= Task directions =
Below is a listing to transcribe in full and exactly; keep the pictures out.

[Start Source material]

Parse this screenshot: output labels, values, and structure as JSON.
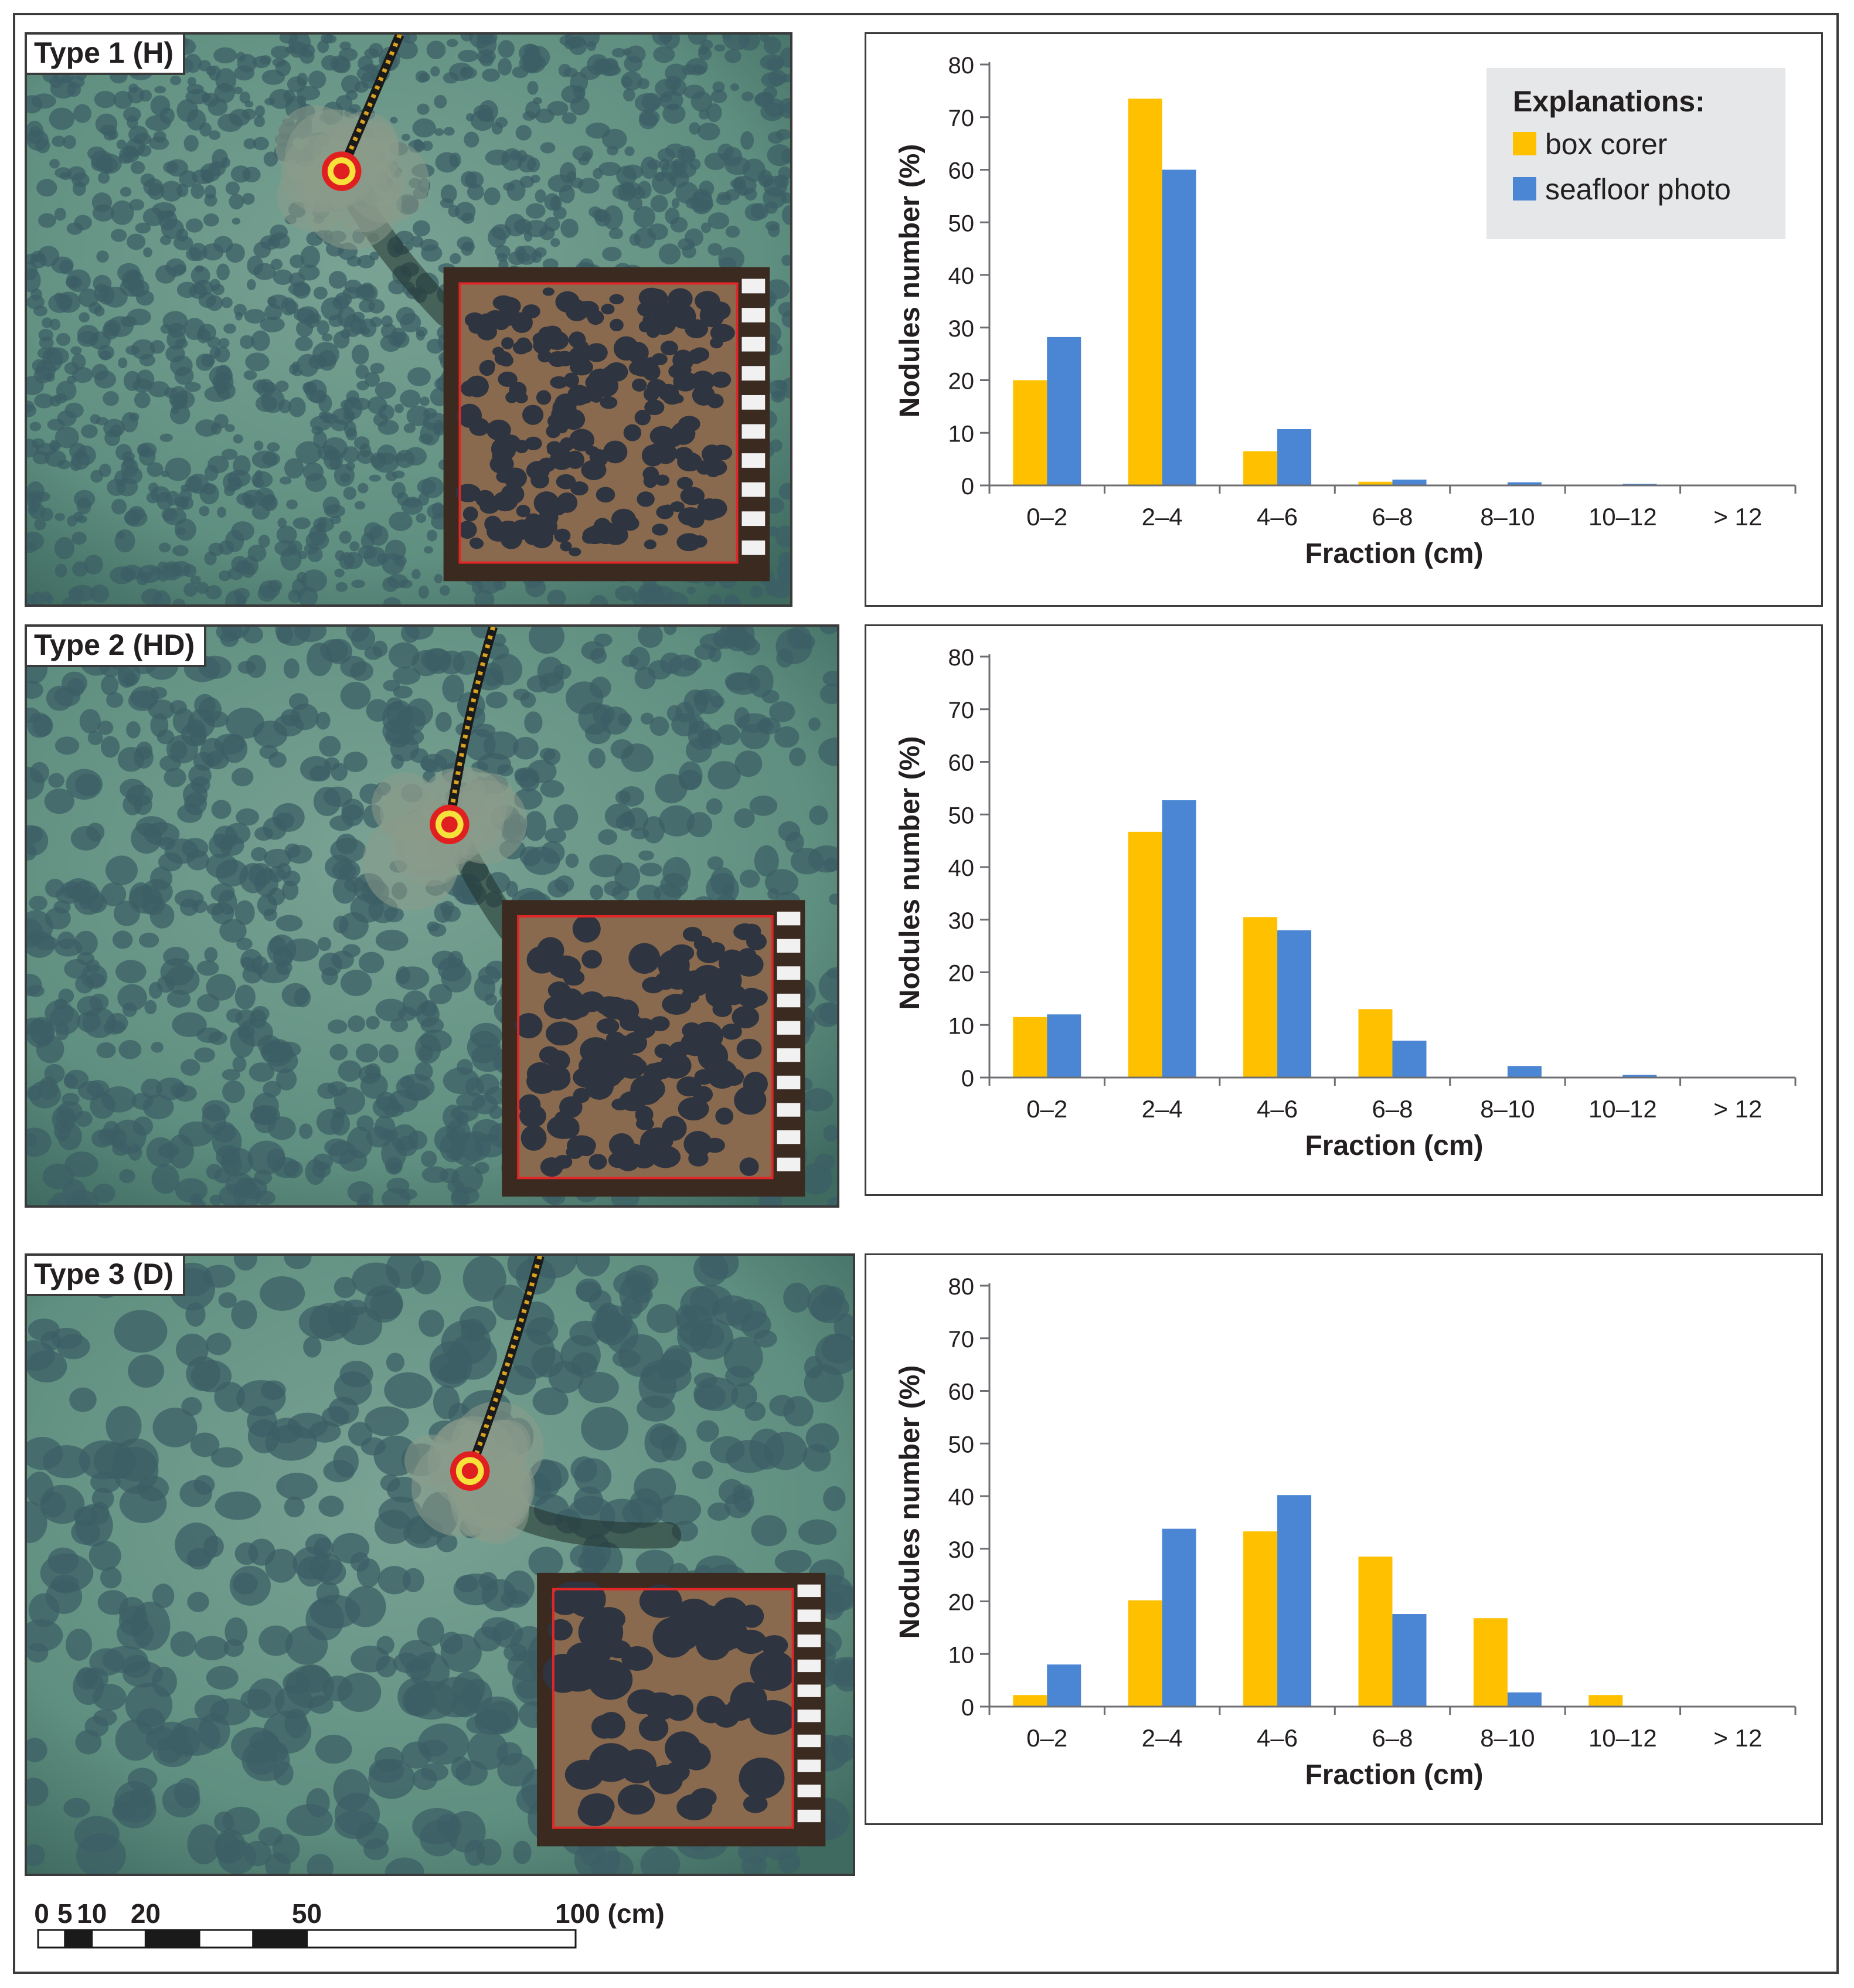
{
  "panels": [
    {
      "label": "Type 1 (H)"
    },
    {
      "label": "Type 2 (HD)"
    },
    {
      "label": "Type 3 (D)"
    }
  ],
  "legend": {
    "title": "Explanations:",
    "items": [
      {
        "name": "box corer",
        "color": "#ffc000"
      },
      {
        "name": "seafloor photo",
        "color": "#4a86d4"
      }
    ]
  },
  "colors": {
    "box_corer": "#ffc000",
    "seafloor_photo": "#4a86d4",
    "seafloor": "#5f8f80",
    "nodule": "#3c5f66",
    "core_sediment": "#8a6a4e"
  },
  "chart_data": [
    {
      "type": "bar",
      "categories": [
        "0–2",
        "2–4",
        "4–6",
        "6–8",
        "8–10",
        "10–12",
        "> 12"
      ],
      "series": [
        {
          "name": "box corer",
          "values": [
            20,
            73.5,
            6.5,
            0.7,
            0,
            0,
            0
          ]
        },
        {
          "name": "seafloor photo",
          "values": [
            28.2,
            60,
            10.7,
            1.1,
            0.6,
            0.3,
            0
          ]
        }
      ],
      "xlabel": "Fraction (cm)",
      "ylabel": "Nodules number (%)",
      "ylim": [
        0,
        80
      ],
      "yticks": [
        0,
        10,
        20,
        30,
        40,
        50,
        60,
        70,
        80
      ],
      "legend": "top-right"
    },
    {
      "type": "bar",
      "categories": [
        "0–2",
        "2–4",
        "4–6",
        "6–8",
        "8–10",
        "10–12",
        "> 12"
      ],
      "series": [
        {
          "name": "box corer",
          "values": [
            11.5,
            46.7,
            30.5,
            13,
            0,
            0,
            0
          ]
        },
        {
          "name": "seafloor photo",
          "values": [
            12,
            52.7,
            28,
            7,
            2.2,
            0.5,
            0
          ]
        }
      ],
      "xlabel": "Fraction (cm)",
      "ylabel": "Nodules number (%)",
      "ylim": [
        0,
        80
      ],
      "yticks": [
        0,
        10,
        20,
        30,
        40,
        50,
        60,
        70,
        80
      ]
    },
    {
      "type": "bar",
      "categories": [
        "0–2",
        "2–4",
        "4–6",
        "6–8",
        "8–10",
        "10–12",
        "> 12"
      ],
      "series": [
        {
          "name": "box corer",
          "values": [
            2.2,
            20.2,
            33.3,
            28.5,
            16.8,
            2.2,
            0
          ]
        },
        {
          "name": "seafloor photo",
          "values": [
            8,
            33.8,
            40.2,
            17.6,
            2.7,
            0,
            0
          ]
        }
      ],
      "xlabel": "Fraction (cm)",
      "ylabel": "Nodules number (%)",
      "ylim": [
        0,
        80
      ],
      "yticks": [
        0,
        10,
        20,
        30,
        40,
        50,
        60,
        70,
        80
      ]
    }
  ],
  "scale_bar": {
    "ticks": [
      "0",
      "5",
      "10",
      "20",
      "50",
      "100 (cm)"
    ],
    "values": [
      0,
      5,
      10,
      20,
      50,
      100
    ]
  }
}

[End Source material]

= Exercise result =
Parse this screenshot: output labels, values, and structure as JSON.
{
  "panels": [
    {
      "label": "Type 1 (H)"
    },
    {
      "label": "Type 2 (HD)"
    },
    {
      "label": "Type 3 (D)"
    }
  ],
  "legend": {
    "title": "Explanations:",
    "items": [
      {
        "name": "box corer",
        "color": "#ffc000"
      },
      {
        "name": "seafloor photo",
        "color": "#4a86d4"
      }
    ]
  },
  "colors": {
    "box_corer": "#ffc000",
    "seafloor_photo": "#4a86d4",
    "seafloor": "#5f8f80",
    "nodule": "#3c5f66",
    "core_sediment": "#8a6a4e"
  },
  "chart_data": [
    {
      "type": "bar",
      "categories": [
        "0–2",
        "2–4",
        "4–6",
        "6–8",
        "8–10",
        "10–12",
        "> 12"
      ],
      "series": [
        {
          "name": "box corer",
          "values": [
            20,
            73.5,
            6.5,
            0.7,
            0,
            0,
            0
          ]
        },
        {
          "name": "seafloor photo",
          "values": [
            28.2,
            60,
            10.7,
            1.1,
            0.6,
            0.3,
            0
          ]
        }
      ],
      "xlabel": "Fraction (cm)",
      "ylabel": "Nodules number (%)",
      "ylim": [
        0,
        80
      ],
      "yticks": [
        0,
        10,
        20,
        30,
        40,
        50,
        60,
        70,
        80
      ],
      "legend": "top-right"
    },
    {
      "type": "bar",
      "categories": [
        "0–2",
        "2–4",
        "4–6",
        "6–8",
        "8–10",
        "10–12",
        "> 12"
      ],
      "series": [
        {
          "name": "box corer",
          "values": [
            11.5,
            46.7,
            30.5,
            13,
            0,
            0,
            0
          ]
        },
        {
          "name": "seafloor photo",
          "values": [
            12,
            52.7,
            28,
            7,
            2.2,
            0.5,
            0
          ]
        }
      ],
      "xlabel": "Fraction (cm)",
      "ylabel": "Nodules number (%)",
      "ylim": [
        0,
        80
      ],
      "yticks": [
        0,
        10,
        20,
        30,
        40,
        50,
        60,
        70,
        80
      ]
    },
    {
      "type": "bar",
      "categories": [
        "0–2",
        "2–4",
        "4–6",
        "6–8",
        "8–10",
        "10–12",
        "> 12"
      ],
      "series": [
        {
          "name": "box corer",
          "values": [
            2.2,
            20.2,
            33.3,
            28.5,
            16.8,
            2.2,
            0
          ]
        },
        {
          "name": "seafloor photo",
          "values": [
            8,
            33.8,
            40.2,
            17.6,
            2.7,
            0,
            0
          ]
        }
      ],
      "xlabel": "Fraction (cm)",
      "ylabel": "Nodules number (%)",
      "ylim": [
        0,
        80
      ],
      "yticks": [
        0,
        10,
        20,
        30,
        40,
        50,
        60,
        70,
        80
      ]
    }
  ],
  "scale_bar": {
    "ticks": [
      "0",
      "5",
      "10",
      "20",
      "50",
      "100 (cm)"
    ],
    "values": [
      0,
      5,
      10,
      20,
      50,
      100
    ]
  }
}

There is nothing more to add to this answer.